== JOB ==
In the material below, list every line carrying the string "name".

== Records from a dataset ==

START

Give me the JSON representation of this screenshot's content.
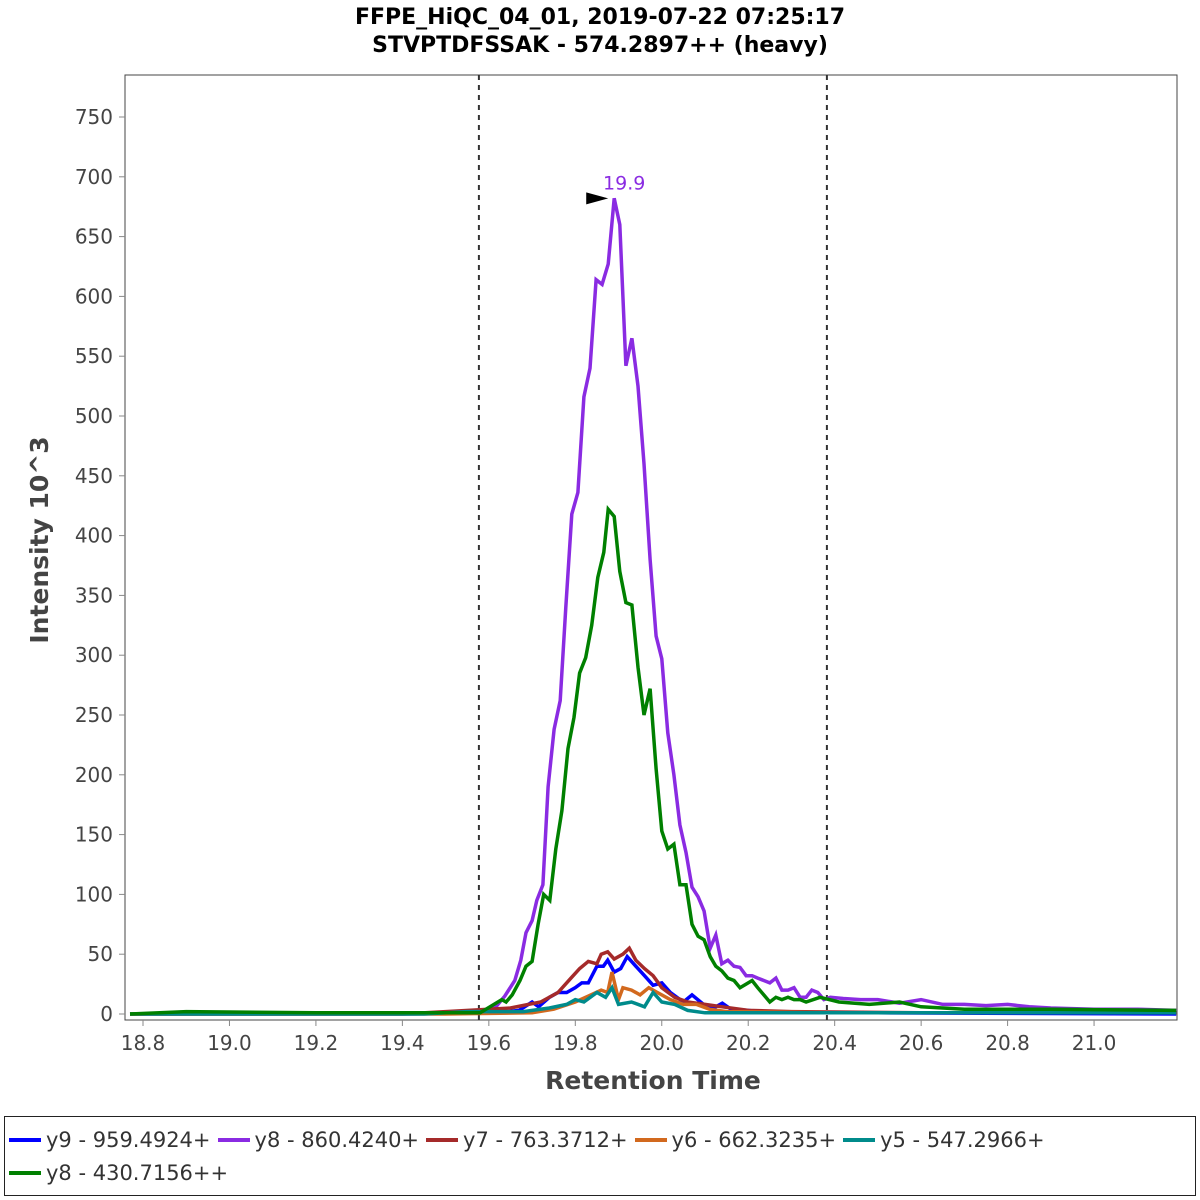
{
  "chart_data": {
    "type": "line",
    "title": [
      "FFPE_HiQC_04_01, 2019-07-22 07:25:17",
      "STVPTDFSSAK - 574.2897++ (heavy)"
    ],
    "xlabel": "Retention Time",
    "ylabel": "Intensity 10^3",
    "xlim": [
      18.77,
      21.19
    ],
    "ylim": [
      0,
      785
    ],
    "xticks": [
      "18.8",
      "19.0",
      "19.2",
      "19.4",
      "19.6",
      "19.8",
      "20.0",
      "20.2",
      "20.4",
      "20.6",
      "20.8",
      "21.0"
    ],
    "yticks": [
      "0",
      "50",
      "100",
      "150",
      "200",
      "250",
      "300",
      "350",
      "400",
      "450",
      "500",
      "550",
      "600",
      "650",
      "700",
      "750"
    ],
    "grid": false,
    "legend_position": "bottom",
    "boundaries": [
      19.577,
      20.382
    ],
    "annotation": {
      "label": "19.9",
      "x": 19.89,
      "y": 682,
      "color": "#8a2be2"
    },
    "series": [
      {
        "name": "y9 - 959.4924+",
        "color": "#0000ff",
        "points": [
          [
            18.77,
            0
          ],
          [
            19.0,
            0
          ],
          [
            19.4,
            0
          ],
          [
            19.62,
            1
          ],
          [
            19.67,
            3
          ],
          [
            19.7,
            10
          ],
          [
            19.715,
            6
          ],
          [
            19.74,
            14
          ],
          [
            19.76,
            18
          ],
          [
            19.78,
            18
          ],
          [
            19.8,
            22
          ],
          [
            19.815,
            26
          ],
          [
            19.83,
            26
          ],
          [
            19.85,
            40
          ],
          [
            19.865,
            40
          ],
          [
            19.875,
            45
          ],
          [
            19.89,
            35
          ],
          [
            19.905,
            38
          ],
          [
            19.92,
            48
          ],
          [
            19.94,
            40
          ],
          [
            19.96,
            32
          ],
          [
            19.98,
            24
          ],
          [
            20.0,
            26
          ],
          [
            20.02,
            18
          ],
          [
            20.05,
            10
          ],
          [
            20.07,
            16
          ],
          [
            20.1,
            7
          ],
          [
            20.12,
            5
          ],
          [
            20.14,
            9
          ],
          [
            20.16,
            4
          ],
          [
            20.2,
            3
          ],
          [
            20.25,
            1
          ],
          [
            20.5,
            1
          ],
          [
            21.19,
            0
          ]
        ]
      },
      {
        "name": "y8 - 860.4240+",
        "color": "#8a2be2",
        "points": [
          [
            18.77,
            0
          ],
          [
            19.0,
            1
          ],
          [
            19.3,
            1
          ],
          [
            19.5,
            1
          ],
          [
            19.58,
            2
          ],
          [
            19.614,
            5
          ],
          [
            19.637,
            15
          ],
          [
            19.66,
            28
          ],
          [
            19.674,
            45
          ],
          [
            19.686,
            68
          ],
          [
            19.7,
            78
          ],
          [
            19.711,
            95
          ],
          [
            19.725,
            108
          ],
          [
            19.737,
            190
          ],
          [
            19.751,
            238
          ],
          [
            19.765,
            262
          ],
          [
            19.778,
            340
          ],
          [
            19.792,
            418
          ],
          [
            19.806,
            436
          ],
          [
            19.82,
            516
          ],
          [
            19.834,
            540
          ],
          [
            19.848,
            614
          ],
          [
            19.862,
            610
          ],
          [
            19.876,
            627
          ],
          [
            19.89,
            682
          ],
          [
            19.903,
            660
          ],
          [
            19.917,
            542
          ],
          [
            19.931,
            565
          ],
          [
            19.945,
            525
          ],
          [
            19.959,
            460
          ],
          [
            19.973,
            380
          ],
          [
            19.987,
            316
          ],
          [
            20.0,
            297
          ],
          [
            20.014,
            235
          ],
          [
            20.028,
            200
          ],
          [
            20.042,
            158
          ],
          [
            20.056,
            135
          ],
          [
            20.07,
            106
          ],
          [
            20.084,
            98
          ],
          [
            20.098,
            86
          ],
          [
            20.112,
            55
          ],
          [
            20.125,
            66
          ],
          [
            20.139,
            42
          ],
          [
            20.153,
            45
          ],
          [
            20.167,
            40
          ],
          [
            20.181,
            39
          ],
          [
            20.195,
            32
          ],
          [
            20.209,
            32
          ],
          [
            20.222,
            30
          ],
          [
            20.236,
            28
          ],
          [
            20.25,
            26
          ],
          [
            20.264,
            30
          ],
          [
            20.278,
            20
          ],
          [
            20.292,
            20
          ],
          [
            20.306,
            22
          ],
          [
            20.32,
            14
          ],
          [
            20.334,
            14
          ],
          [
            20.347,
            20
          ],
          [
            20.361,
            18
          ],
          [
            20.375,
            12
          ],
          [
            20.39,
            14
          ],
          [
            20.42,
            13
          ],
          [
            20.46,
            12
          ],
          [
            20.5,
            12
          ],
          [
            20.55,
            9
          ],
          [
            20.6,
            12
          ],
          [
            20.65,
            8
          ],
          [
            20.7,
            8
          ],
          [
            20.75,
            7
          ],
          [
            20.8,
            8
          ],
          [
            20.85,
            6
          ],
          [
            20.9,
            5
          ],
          [
            21.0,
            4
          ],
          [
            21.1,
            4
          ],
          [
            21.19,
            3
          ]
        ]
      },
      {
        "name": "y7 - 763.3712+",
        "color": "#a52a2a",
        "points": [
          [
            18.77,
            0
          ],
          [
            19.4,
            0
          ],
          [
            19.65,
            5
          ],
          [
            19.72,
            10
          ],
          [
            19.76,
            18
          ],
          [
            19.79,
            30
          ],
          [
            19.81,
            38
          ],
          [
            19.83,
            44
          ],
          [
            19.85,
            42
          ],
          [
            19.86,
            50
          ],
          [
            19.875,
            52
          ],
          [
            19.89,
            46
          ],
          [
            19.91,
            50
          ],
          [
            19.925,
            55
          ],
          [
            19.94,
            45
          ],
          [
            19.96,
            38
          ],
          [
            19.98,
            32
          ],
          [
            20.0,
            22
          ],
          [
            20.03,
            14
          ],
          [
            20.06,
            10
          ],
          [
            20.1,
            8
          ],
          [
            20.14,
            6
          ],
          [
            20.2,
            3
          ],
          [
            20.3,
            2
          ],
          [
            20.6,
            1
          ],
          [
            21.19,
            1
          ]
        ]
      },
      {
        "name": "y6 - 662.3235+",
        "color": "#d2691e",
        "points": [
          [
            18.77,
            0
          ],
          [
            19.5,
            0
          ],
          [
            19.7,
            1
          ],
          [
            19.75,
            4
          ],
          [
            19.8,
            10
          ],
          [
            19.83,
            15
          ],
          [
            19.86,
            20
          ],
          [
            19.875,
            18
          ],
          [
            19.885,
            35
          ],
          [
            19.9,
            12
          ],
          [
            19.91,
            22
          ],
          [
            19.93,
            20
          ],
          [
            19.95,
            16
          ],
          [
            19.97,
            22
          ],
          [
            19.99,
            18
          ],
          [
            20.02,
            12
          ],
          [
            20.05,
            8
          ],
          [
            20.08,
            8
          ],
          [
            20.11,
            4
          ],
          [
            20.15,
            2
          ],
          [
            20.4,
            1
          ],
          [
            21.19,
            1
          ]
        ]
      },
      {
        "name": "y5 - 547.2966+",
        "color": "#008b8b",
        "points": [
          [
            18.77,
            0
          ],
          [
            19.45,
            0
          ],
          [
            19.55,
            2
          ],
          [
            19.68,
            2
          ],
          [
            19.74,
            5
          ],
          [
            19.78,
            8
          ],
          [
            19.8,
            12
          ],
          [
            19.82,
            10
          ],
          [
            19.85,
            18
          ],
          [
            19.87,
            14
          ],
          [
            19.885,
            22
          ],
          [
            19.9,
            8
          ],
          [
            19.93,
            10
          ],
          [
            19.96,
            6
          ],
          [
            19.98,
            18
          ],
          [
            20.0,
            10
          ],
          [
            20.03,
            8
          ],
          [
            20.06,
            3
          ],
          [
            20.1,
            1
          ],
          [
            20.5,
            1
          ],
          [
            21.19,
            1
          ]
        ]
      },
      {
        "name": "y8 - 430.7156++",
        "color": "#008000",
        "points": [
          [
            18.77,
            0
          ],
          [
            18.9,
            2
          ],
          [
            19.2,
            1
          ],
          [
            19.5,
            1
          ],
          [
            19.58,
            1
          ],
          [
            19.63,
            12
          ],
          [
            19.64,
            10
          ],
          [
            19.654,
            16
          ],
          [
            19.672,
            28
          ],
          [
            19.686,
            40
          ],
          [
            19.7,
            44
          ],
          [
            19.714,
            75
          ],
          [
            19.727,
            100
          ],
          [
            19.741,
            95
          ],
          [
            19.755,
            138
          ],
          [
            19.769,
            170
          ],
          [
            19.783,
            222
          ],
          [
            19.797,
            248
          ],
          [
            19.81,
            285
          ],
          [
            19.824,
            298
          ],
          [
            19.838,
            325
          ],
          [
            19.852,
            365
          ],
          [
            19.866,
            386
          ],
          [
            19.876,
            422
          ],
          [
            19.89,
            416
          ],
          [
            19.903,
            370
          ],
          [
            19.917,
            344
          ],
          [
            19.931,
            342
          ],
          [
            19.945,
            290
          ],
          [
            19.959,
            250
          ],
          [
            19.973,
            272
          ],
          [
            19.987,
            205
          ],
          [
            20.0,
            153
          ],
          [
            20.014,
            138
          ],
          [
            20.028,
            142
          ],
          [
            20.042,
            108
          ],
          [
            20.056,
            108
          ],
          [
            20.07,
            75
          ],
          [
            20.084,
            65
          ],
          [
            20.098,
            62
          ],
          [
            20.112,
            48
          ],
          [
            20.125,
            40
          ],
          [
            20.139,
            36
          ],
          [
            20.153,
            30
          ],
          [
            20.167,
            28
          ],
          [
            20.181,
            22
          ],
          [
            20.195,
            25
          ],
          [
            20.209,
            28
          ],
          [
            20.222,
            22
          ],
          [
            20.236,
            16
          ],
          [
            20.25,
            10
          ],
          [
            20.264,
            14
          ],
          [
            20.278,
            12
          ],
          [
            20.292,
            14
          ],
          [
            20.306,
            12
          ],
          [
            20.32,
            12
          ],
          [
            20.334,
            10
          ],
          [
            20.366,
            14
          ],
          [
            20.41,
            10
          ],
          [
            20.48,
            8
          ],
          [
            20.55,
            10
          ],
          [
            20.6,
            6
          ],
          [
            20.7,
            4
          ],
          [
            20.9,
            4
          ],
          [
            21.19,
            3
          ]
        ]
      }
    ]
  }
}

END

== REPLY ==
        "name": "y9 - 959.4924+",
        "name": "y8 - 860.4240+",
        "name": "y7 - 763.3712+",
        "name": "y6 - 662.3235+",
        "name": "y5 - 547.2966+",
        "name": "y8 - 430.7156++",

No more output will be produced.